(begin)
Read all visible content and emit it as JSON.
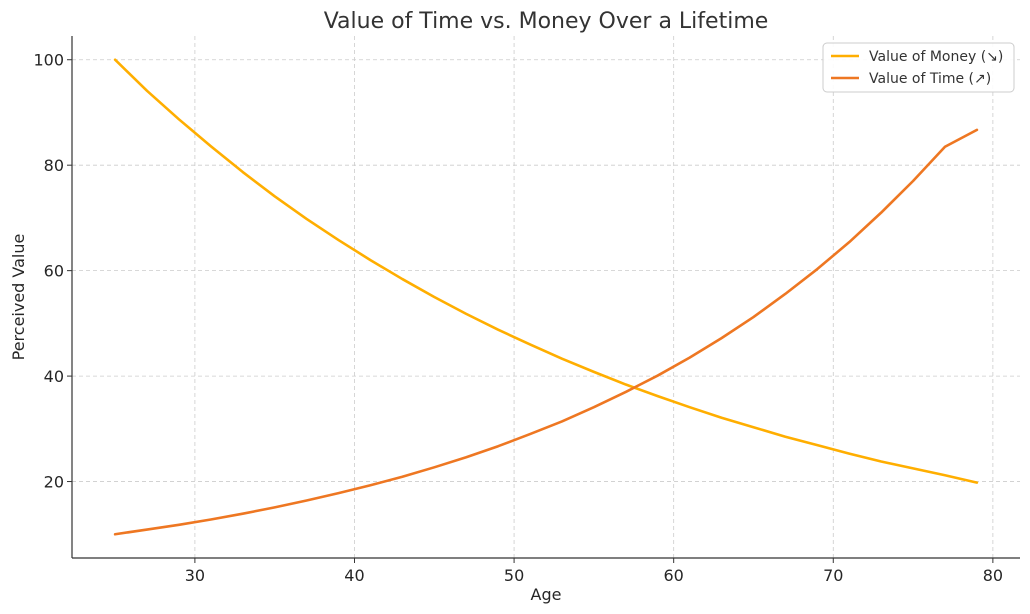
{
  "chart_data": {
    "type": "line",
    "title": "Value of Time vs. Money Over a Lifetime",
    "xlabel": "Age",
    "ylabel": "Perceived Value",
    "xlim": [
      22.3,
      81.7
    ],
    "ylim": [
      5.5,
      104.5
    ],
    "xticks": [
      30,
      40,
      50,
      60,
      70,
      80
    ],
    "yticks": [
      20,
      40,
      60,
      80,
      100
    ],
    "grid": true,
    "legend_position": "top-right",
    "x": [
      25,
      27,
      29,
      31,
      33,
      35,
      37,
      39,
      41,
      43,
      45,
      47,
      49,
      51,
      53,
      55,
      57,
      59,
      61,
      63,
      65,
      67,
      69,
      71,
      73,
      75,
      77,
      79
    ],
    "series": [
      {
        "name": "Value of Money (↘)",
        "color": "#ffae00",
        "values": [
          100,
          94.1,
          88.7,
          83.6,
          78.7,
          74.1,
          69.8,
          65.8,
          62.0,
          58.4,
          55.0,
          51.8,
          48.8,
          46.0,
          43.3,
          40.8,
          38.4,
          36.2,
          34.1,
          32.1,
          30.3,
          28.5,
          26.9,
          25.3,
          23.8,
          22.5,
          21.2,
          19.8
        ]
      },
      {
        "name": "Value of Time (↗)",
        "color": "#ee7722",
        "values": [
          10.0,
          10.9,
          11.8,
          12.8,
          13.9,
          15.1,
          16.4,
          17.8,
          19.3,
          20.9,
          22.7,
          24.6,
          26.7,
          29.0,
          31.4,
          34.1,
          37.0,
          40.1,
          43.5,
          47.2,
          51.2,
          55.6,
          60.3,
          65.4,
          71.0,
          77.0,
          83.5,
          86.7
        ]
      }
    ]
  }
}
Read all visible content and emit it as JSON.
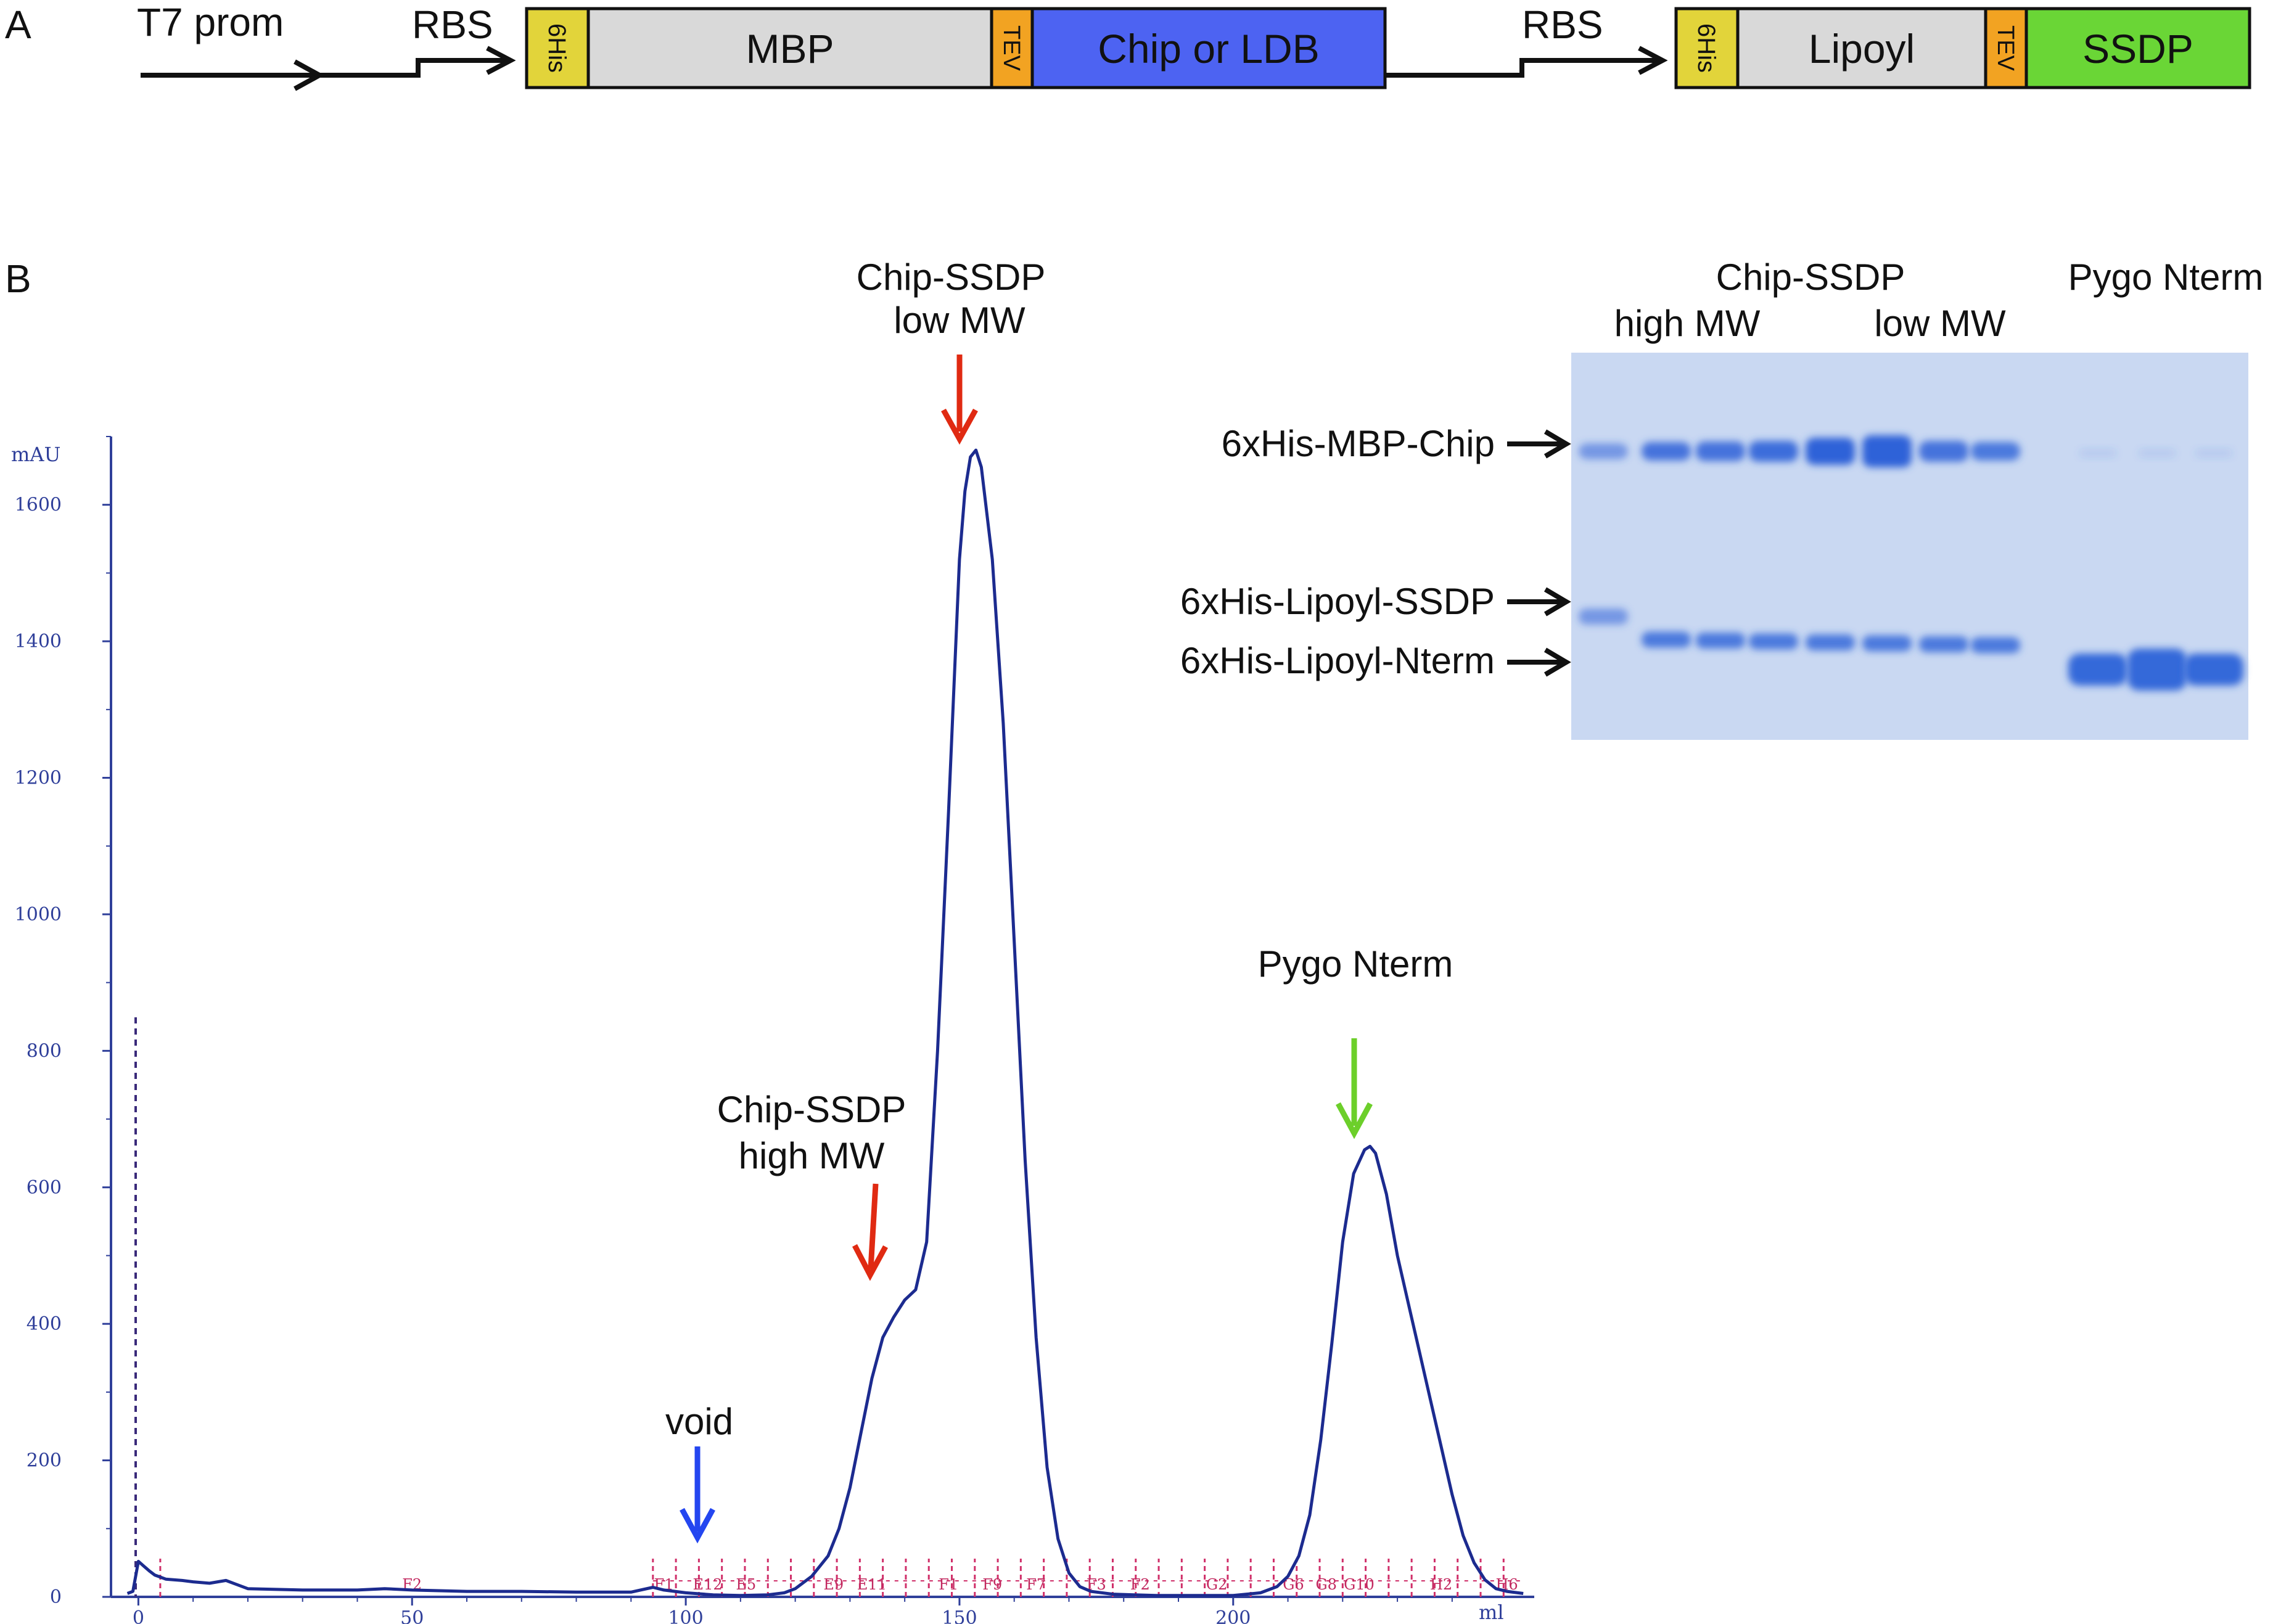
{
  "panel_a": {
    "label": "A",
    "promoter": "T7 prom",
    "rbs_1": "RBS",
    "rbs_2": "RBS",
    "construct_1": [
      {
        "label": "6His",
        "color": "#e2d43a"
      },
      {
        "label": "MBP",
        "color": "#d9d9d9"
      },
      {
        "label": "TEV",
        "color": "#f2a322"
      },
      {
        "label": "Chip or LDB",
        "color": "#4d63f2"
      }
    ],
    "construct_2": [
      {
        "label": "6His",
        "color": "#e2d43a"
      },
      {
        "label": "Lipoyl",
        "color": "#d9d9d9"
      },
      {
        "label": "TEV",
        "color": "#f2a322"
      },
      {
        "label": "SSDP",
        "color": "#6ad636"
      }
    ]
  },
  "panel_b": {
    "label": "B",
    "annotations": {
      "low_mw_line1": "Chip-SSDP",
      "low_mw_line2": "low MW",
      "high_mw_line1": "Chip-SSDP",
      "high_mw_line2": "high MW",
      "void": "void",
      "pygo": "Pygo Nterm"
    },
    "arrow_colors": {
      "chip_ssdp": "#e02a12",
      "void": "#2446f0",
      "pygo": "#6ccf2a"
    },
    "gel": {
      "header_chip": "Chip-SSDP",
      "header_high": "high MW",
      "header_low": "low MW",
      "header_pygo": "Pygo Nterm",
      "band_labels": [
        "6xHis-MBP-Chip",
        "6xHis-Lipoyl-SSDP",
        "6xHis-Lipoyl-Nterm"
      ],
      "background_color": "#c9d8f2",
      "band_color": "#2d62d8"
    },
    "fraction_labels": [
      "F2",
      "F1",
      "E12",
      "E5",
      "E9",
      "E11",
      "F1",
      "F9",
      "F7",
      "F3",
      "F2",
      "G2",
      "G6",
      "G8",
      "G10",
      "H2",
      "H6"
    ]
  },
  "chart_data": {
    "type": "line",
    "title": "",
    "xlabel": "ml",
    "ylabel": "mAU",
    "xlim": [
      -5,
      255
    ],
    "ylim": [
      0,
      1700
    ],
    "x_ticks": [
      0,
      50,
      100,
      150,
      200
    ],
    "y_ticks": [
      0,
      200,
      400,
      600,
      800,
      1000,
      1200,
      1400,
      1600
    ],
    "grid": false,
    "line_color": "#1c2b8f",
    "series": [
      {
        "name": "",
        "x": [
          -2,
          -1,
          0,
          1,
          2,
          3,
          5,
          8,
          10,
          13,
          16,
          20,
          30,
          40,
          45,
          50,
          55,
          60,
          70,
          80,
          90,
          94,
          96,
          100,
          105,
          110,
          115,
          118,
          120,
          123,
          126,
          128,
          130,
          132,
          134,
          136,
          138,
          140,
          142,
          144,
          146,
          148,
          150,
          151,
          152,
          153,
          154,
          156,
          158,
          160,
          162,
          164,
          166,
          168,
          170,
          172,
          174,
          178,
          182,
          186,
          190,
          200,
          205,
          208,
          210,
          212,
          214,
          216,
          218,
          220,
          222,
          224,
          225,
          226,
          228,
          230,
          232,
          234,
          236,
          238,
          240,
          242,
          244,
          246,
          248,
          250,
          253
        ],
        "y": [
          5,
          8,
          52,
          45,
          38,
          32,
          26,
          24,
          22,
          20,
          24,
          12,
          10,
          10,
          12,
          10,
          9,
          8,
          8,
          7,
          7,
          14,
          10,
          6,
          3,
          2,
          3,
          6,
          12,
          30,
          60,
          100,
          160,
          240,
          320,
          380,
          410,
          435,
          450,
          520,
          800,
          1150,
          1520,
          1620,
          1670,
          1680,
          1655,
          1520,
          1280,
          960,
          640,
          380,
          190,
          85,
          35,
          15,
          8,
          4,
          3,
          2,
          2,
          2,
          6,
          15,
          30,
          60,
          120,
          230,
          370,
          520,
          620,
          655,
          660,
          650,
          590,
          500,
          430,
          360,
          290,
          220,
          150,
          90,
          50,
          25,
          12,
          8,
          5
        ]
      }
    ]
  }
}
(end)
**DIRECTION**
Repeat each entry exactly as it appears; skip any picture.

**ANSWER TO THE PROBLEM**
Read all visible content and emit it as JSON.
{
  "chart_data": {
    "type": "line",
    "title": "Value of Time vs. Money Over a Lifetime",
    "xlabel": "Age",
    "ylabel": "Perceived Value",
    "xlim": [
      22.3,
      81.7
    ],
    "ylim": [
      5.5,
      104.5
    ],
    "xticks": [
      30,
      40,
      50,
      60,
      70,
      80
    ],
    "yticks": [
      20,
      40,
      60,
      80,
      100
    ],
    "grid": true,
    "legend_position": "top-right",
    "x": [
      25,
      27,
      29,
      31,
      33,
      35,
      37,
      39,
      41,
      43,
      45,
      47,
      49,
      51,
      53,
      55,
      57,
      59,
      61,
      63,
      65,
      67,
      69,
      71,
      73,
      75,
      77,
      79
    ],
    "series": [
      {
        "name": "Value of Money (↘)",
        "color": "#ffae00",
        "values": [
          100,
          94.1,
          88.7,
          83.6,
          78.7,
          74.1,
          69.8,
          65.8,
          62.0,
          58.4,
          55.0,
          51.8,
          48.8,
          46.0,
          43.3,
          40.8,
          38.4,
          36.2,
          34.1,
          32.1,
          30.3,
          28.5,
          26.9,
          25.3,
          23.8,
          22.5,
          21.2,
          19.8
        ]
      },
      {
        "name": "Value of Time (↗)",
        "color": "#ee7722",
        "values": [
          10.0,
          10.9,
          11.8,
          12.8,
          13.9,
          15.1,
          16.4,
          17.8,
          19.3,
          20.9,
          22.7,
          24.6,
          26.7,
          29.0,
          31.4,
          34.1,
          37.0,
          40.1,
          43.5,
          47.2,
          51.2,
          55.6,
          60.3,
          65.4,
          71.0,
          77.0,
          83.5,
          86.7
        ]
      }
    ]
  }
}
Read all visible content and emit it as JSON.
{
  "panel_a": {
    "label": "A",
    "promoter": "T7 prom",
    "rbs_1": "RBS",
    "rbs_2": "RBS",
    "construct_1": [
      {
        "label": "6His",
        "color": "#e2d43a"
      },
      {
        "label": "MBP",
        "color": "#d9d9d9"
      },
      {
        "label": "TEV",
        "color": "#f2a322"
      },
      {
        "label": "Chip or LDB",
        "color": "#4d63f2"
      }
    ],
    "construct_2": [
      {
        "label": "6His",
        "color": "#e2d43a"
      },
      {
        "label": "Lipoyl",
        "color": "#d9d9d9"
      },
      {
        "label": "TEV",
        "color": "#f2a322"
      },
      {
        "label": "SSDP",
        "color": "#6ad636"
      }
    ]
  },
  "panel_b": {
    "label": "B",
    "annotations": {
      "low_mw_line1": "Chip-SSDP",
      "low_mw_line2": "low MW",
      "high_mw_line1": "Chip-SSDP",
      "high_mw_line2": "high MW",
      "void": "void",
      "pygo": "Pygo Nterm"
    },
    "arrow_colors": {
      "chip_ssdp": "#e02a12",
      "void": "#2446f0",
      "pygo": "#6ccf2a"
    },
    "gel": {
      "header_chip": "Chip-SSDP",
      "header_high": "high MW",
      "header_low": "low MW",
      "header_pygo": "Pygo Nterm",
      "band_labels": [
        "6xHis-MBP-Chip",
        "6xHis-Lipoyl-SSDP",
        "6xHis-Lipoyl-Nterm"
      ],
      "background_color": "#c9d8f2",
      "band_color": "#2d62d8"
    },
    "fraction_labels": [
      "F2",
      "F1",
      "E12",
      "E5",
      "E9",
      "E11",
      "F1",
      "F9",
      "F7",
      "F3",
      "F2",
      "G2",
      "G6",
      "G8",
      "G10",
      "H2",
      "H6"
    ]
  },
  "chart_data": {
    "type": "line",
    "title": "",
    "xlabel": "ml",
    "ylabel": "mAU",
    "xlim": [
      -5,
      255
    ],
    "ylim": [
      0,
      1700
    ],
    "x_ticks": [
      0,
      50,
      100,
      150,
      200
    ],
    "y_ticks": [
      0,
      200,
      400,
      600,
      800,
      1000,
      1200,
      1400,
      1600
    ],
    "grid": false,
    "line_color": "#1c2b8f",
    "series": [
      {
        "name": "",
        "x": [
          -2,
          -1,
          0,
          1,
          2,
          3,
          5,
          8,
          10,
          13,
          16,
          20,
          30,
          40,
          45,
          50,
          55,
          60,
          70,
          80,
          90,
          94,
          96,
          100,
          105,
          110,
          115,
          118,
          120,
          123,
          126,
          128,
          130,
          132,
          134,
          136,
          138,
          140,
          142,
          144,
          146,
          148,
          150,
          151,
          152,
          153,
          154,
          156,
          158,
          160,
          162,
          164,
          166,
          168,
          170,
          172,
          174,
          178,
          182,
          186,
          190,
          200,
          205,
          208,
          210,
          212,
          214,
          216,
          218,
          220,
          222,
          224,
          225,
          226,
          228,
          230,
          232,
          234,
          236,
          238,
          240,
          242,
          244,
          246,
          248,
          250,
          253
        ],
        "y": [
          5,
          8,
          52,
          45,
          38,
          32,
          26,
          24,
          22,
          20,
          24,
          12,
          10,
          10,
          12,
          10,
          9,
          8,
          8,
          7,
          7,
          14,
          10,
          6,
          3,
          2,
          3,
          6,
          12,
          30,
          60,
          100,
          160,
          240,
          320,
          380,
          410,
          435,
          450,
          520,
          800,
          1150,
          1520,
          1620,
          1670,
          1680,
          1655,
          1520,
          1280,
          960,
          640,
          380,
          190,
          85,
          35,
          15,
          8,
          4,
          3,
          2,
          2,
          2,
          6,
          15,
          30,
          60,
          120,
          230,
          370,
          520,
          620,
          655,
          660,
          650,
          590,
          500,
          430,
          360,
          290,
          220,
          150,
          90,
          50,
          25,
          12,
          8,
          5
        ]
      }
    ]
  }
}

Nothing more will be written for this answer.